-- Data for this exercise start --

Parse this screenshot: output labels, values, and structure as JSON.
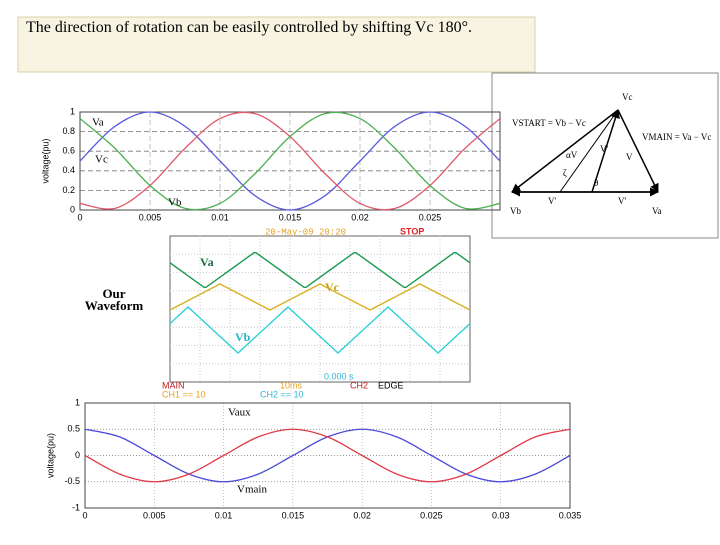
{
  "caption": "The direction of rotation can be easily controlled by  shifting Vc 180°.",
  "side_label": [
    "Our",
    "Waveform"
  ],
  "chart_data": [
    {
      "type": "line",
      "ylabel": "voltage(pu)",
      "x": [
        0,
        0.0025,
        0.005,
        0.0075,
        0.01,
        0.0125,
        0.015,
        0.0175,
        0.02,
        0.0225,
        0.025,
        0.0275,
        0.03
      ],
      "series": [
        {
          "name": "Va",
          "color": "#5a5ae0",
          "values": [
            0.5,
            0.854,
            1,
            0.854,
            0.5,
            0.146,
            0,
            0.146,
            0.5,
            0.854,
            1,
            0.854,
            0.5
          ]
        },
        {
          "name": "Vc",
          "color": "#e05a6a",
          "values": [
            0.067,
            0.017,
            0.25,
            0.629,
            0.933,
            0.983,
            0.75,
            0.371,
            0.067,
            0.017,
            0.25,
            0.629,
            0.933
          ]
        },
        {
          "name": "Vb",
          "color": "#4caf50",
          "values": [
            0.933,
            0.629,
            0.25,
            0.017,
            0.067,
            0.371,
            0.75,
            0.983,
            0.933,
            0.629,
            0.25,
            0.017,
            0.067
          ]
        }
      ],
      "xlim": [
        0,
        0.03
      ],
      "ylim": [
        0,
        1
      ],
      "xticks": [
        0,
        0.005,
        0.01,
        0.015,
        0.02,
        0.025
      ],
      "yticks": [
        0,
        0.2,
        0.4,
        0.6,
        0.8,
        1
      ],
      "grid": true
    },
    {
      "type": "line",
      "ylabel": "voltage(pu)",
      "x": [
        0,
        0.0025,
        0.005,
        0.0075,
        0.01,
        0.0125,
        0.015,
        0.0175,
        0.02,
        0.0225,
        0.025,
        0.0275,
        0.03,
        0.0325,
        0.035
      ],
      "series": [
        {
          "name": "Vaux",
          "color": "#4a4ad8",
          "values": [
            0.5,
            0.354,
            0,
            -0.354,
            -0.5,
            -0.354,
            0,
            0.354,
            0.5,
            0.354,
            0,
            -0.354,
            -0.5,
            -0.354,
            0
          ]
        },
        {
          "name": "Vmain",
          "color": "#e03a4a",
          "values": [
            0,
            -0.354,
            -0.5,
            -0.354,
            0,
            0.354,
            0.5,
            0.354,
            0,
            -0.354,
            -0.5,
            -0.354,
            0,
            0.354,
            0.5
          ]
        }
      ],
      "xlim": [
        0,
        0.035
      ],
      "ylim": [
        -1,
        1
      ],
      "xticks": [
        0,
        0.005,
        0.01,
        0.015,
        0.02,
        0.025,
        0.03,
        0.035
      ],
      "yticks": [
        -1,
        -0.5,
        0,
        0.5,
        1
      ],
      "grid": true
    }
  ],
  "scope": {
    "time": "20-May-09 20:20",
    "status": "STOP",
    "traces": [
      "Va",
      "Vc",
      "Vb"
    ],
    "offset": "0.000 s",
    "footer": [
      "MAIN",
      "10ms",
      "CH2",
      "EDGE",
      "CH1 == 10",
      "CH2 == 10"
    ]
  },
  "phasor": {
    "labels": [
      "Vc",
      "VSTART = Vb − Vc",
      "VMAIN = Va − Vc",
      "αV",
      "V'",
      "V",
      "ζ",
      "θ",
      "Vb",
      "V'",
      "V'",
      "Va"
    ]
  }
}
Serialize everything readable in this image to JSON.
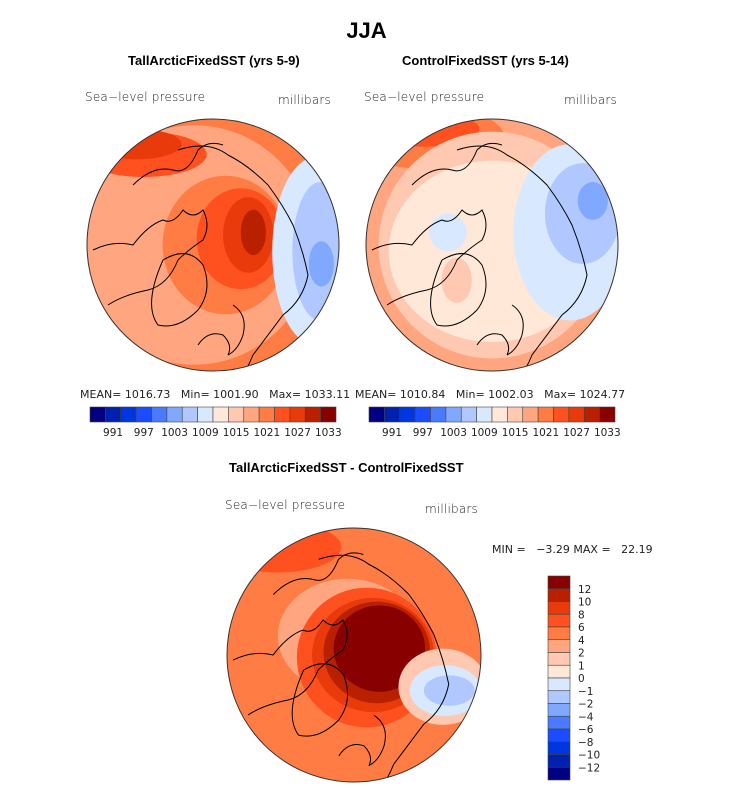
{
  "figure": {
    "title": "JJA"
  },
  "chart_data": [
    {
      "type": "heatmap",
      "projection": "north-polar-stereographic",
      "title": "TallArcticFixedSST (yrs 5-9)",
      "variable_label": "Sea−level pressure",
      "units_label": "millibars",
      "stats": {
        "mean_label": "MEAN=",
        "mean": "1016.73",
        "min_label": "Min=",
        "min": "1001.90",
        "max_label": "Max=",
        "max": "1033.11"
      },
      "colorbar": {
        "orientation": "horizontal",
        "levels": [
          988,
          991,
          994,
          997,
          1000,
          1003,
          1006,
          1009,
          1012,
          1015,
          1018,
          1021,
          1024,
          1027,
          1030,
          1033
        ],
        "tick_labels": [
          "991",
          "997",
          "1003",
          "1009",
          "1015",
          "1021",
          "1027",
          "1033"
        ]
      },
      "field_description": "High pressure (1027-1033 mb) over central Arctic / Siberian side; low (1003-1009 mb) over northeastern Asia/Pacific sector; 1015-1024 mb elsewhere",
      "contour_regions": [
        {
          "level_index": 10,
          "cx": -0.15,
          "cy": 0.0,
          "rx": 0.95,
          "ry": 0.95
        },
        {
          "level_index": 11,
          "cx": 0.1,
          "cy": 0.0,
          "rx": 0.5,
          "ry": 0.55
        },
        {
          "level_index": 12,
          "cx": 0.22,
          "cy": -0.05,
          "rx": 0.35,
          "ry": 0.4
        },
        {
          "level_index": 13,
          "cx": 0.28,
          "cy": -0.08,
          "rx": 0.2,
          "ry": 0.3
        },
        {
          "level_index": 14,
          "cx": 0.32,
          "cy": -0.1,
          "rx": 0.1,
          "ry": 0.18
        },
        {
          "level_index": 12,
          "cx": -0.55,
          "cy": -0.72,
          "rx": 0.5,
          "ry": 0.18
        },
        {
          "level_index": 13,
          "cx": -0.6,
          "cy": -0.8,
          "rx": 0.35,
          "ry": 0.12
        },
        {
          "level_index": 7,
          "cx": 0.82,
          "cy": 0.05,
          "rx": 0.35,
          "ry": 0.75
        },
        {
          "level_index": 6,
          "cx": 0.85,
          "cy": 0.05,
          "rx": 0.22,
          "ry": 0.55
        },
        {
          "level_index": 5,
          "cx": 0.86,
          "cy": 0.15,
          "rx": 0.1,
          "ry": 0.18
        }
      ]
    },
    {
      "type": "heatmap",
      "projection": "north-polar-stereographic",
      "title": "ControlFixedSST (yrs 5-14)",
      "variable_label": "Sea−level pressure",
      "units_label": "millibars",
      "stats": {
        "mean_label": "MEAN=",
        "mean": "1010.84",
        "min_label": "Min=",
        "min": "1002.03",
        "max_label": "Max=",
        "max": "1024.77"
      },
      "colorbar": {
        "orientation": "horizontal",
        "levels": [
          988,
          991,
          994,
          997,
          1000,
          1003,
          1006,
          1009,
          1012,
          1015,
          1018,
          1021,
          1024,
          1027,
          1030,
          1033
        ],
        "tick_labels": [
          "991",
          "997",
          "1003",
          "1009",
          "1015",
          "1021",
          "1027",
          "1033"
        ]
      },
      "field_description": "Mostly 1009-1012 mb over Arctic; low 1003-1006 mb over North Pacific sector; higher 1015-1024 mb on southern rim",
      "contour_regions": [
        {
          "level_index": 8,
          "cx": 0.0,
          "cy": 0.05,
          "rx": 0.82,
          "ry": 0.72
        },
        {
          "level_index": 7,
          "cx": 0.62,
          "cy": -0.1,
          "rx": 0.45,
          "ry": 0.7
        },
        {
          "level_index": 6,
          "cx": 0.72,
          "cy": -0.25,
          "rx": 0.3,
          "ry": 0.4
        },
        {
          "level_index": 5,
          "cx": 0.8,
          "cy": -0.35,
          "rx": 0.12,
          "ry": 0.15
        },
        {
          "level_index": 7,
          "cx": -0.35,
          "cy": -0.1,
          "rx": 0.15,
          "ry": 0.15
        },
        {
          "level_index": 9,
          "cx": -0.28,
          "cy": 0.28,
          "rx": 0.12,
          "ry": 0.18
        }
      ]
    },
    {
      "type": "heatmap",
      "projection": "north-polar-stereographic",
      "title": "TallArcticFixedSST - ControlFixedSST",
      "variable_label": "Sea−level pressure",
      "units_label": "millibars",
      "stats": {
        "min_label": "MIN =",
        "min": "−3.29",
        "max_label": "MAX =",
        "max": "22.19"
      },
      "colorbar": {
        "orientation": "vertical",
        "levels": [
          -14,
          -12,
          -10,
          -8,
          -6,
          -4,
          -2,
          -1,
          0,
          1,
          2,
          4,
          6,
          8,
          10,
          12,
          14
        ],
        "tick_labels": [
          "12",
          "10",
          "8",
          "6",
          "4",
          "2",
          "1",
          "0",
          "−1",
          "−2",
          "−4",
          "−6",
          "−8",
          "−10",
          "−12"
        ]
      },
      "field_description": "Strong positive anomaly (>12 mb) over central Arctic; 4-6 mb over most of domain; weak negative (-1 to -4 mb) over northeast Asia/Pacific sector",
      "contour_regions": [
        {
          "level_index": 10,
          "cx": -0.05,
          "cy": -0.15,
          "rx": 0.55,
          "ry": 0.45
        },
        {
          "level_index": 12,
          "cx": 0.1,
          "cy": 0.02,
          "rx": 0.55,
          "ry": 0.55
        },
        {
          "level_index": 13,
          "cx": 0.15,
          "cy": 0.0,
          "rx": 0.48,
          "ry": 0.45
        },
        {
          "level_index": 14,
          "cx": 0.18,
          "cy": -0.02,
          "rx": 0.42,
          "ry": 0.4
        },
        {
          "level_index": 15,
          "cx": 0.2,
          "cy": -0.05,
          "rx": 0.36,
          "ry": 0.34
        },
        {
          "level_index": 9,
          "cx": 0.7,
          "cy": 0.25,
          "rx": 0.35,
          "ry": 0.3
        },
        {
          "level_index": 7,
          "cx": 0.72,
          "cy": 0.28,
          "rx": 0.28,
          "ry": 0.2
        },
        {
          "level_index": 6,
          "cx": 0.75,
          "cy": 0.28,
          "rx": 0.2,
          "ry": 0.12
        }
      ]
    }
  ],
  "palette": [
    "#000080",
    "#0020b0",
    "#0036e0",
    "#1c4cff",
    "#4a7aff",
    "#80a8ff",
    "#b0c8ff",
    "#d8e8ff",
    "#ffe8d8",
    "#ffc8b0",
    "#ffa680",
    "#ff7c44",
    "#ff5020",
    "#e83a0a",
    "#b82000",
    "#880000"
  ],
  "border_color": "#000000"
}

-- Data for this exercise end --

→ **Stated problem**
Copy every line in the entries above that has the string "title" in it.

→ **Solution to the problem**
    "title": "JJA"
      "title": "TallArcticFixedSST (yrs 5-9)",
      "title": "ControlFixedSST (yrs 5-14)",
      "title": "TallArcticFixedSST - ControlFixedSST",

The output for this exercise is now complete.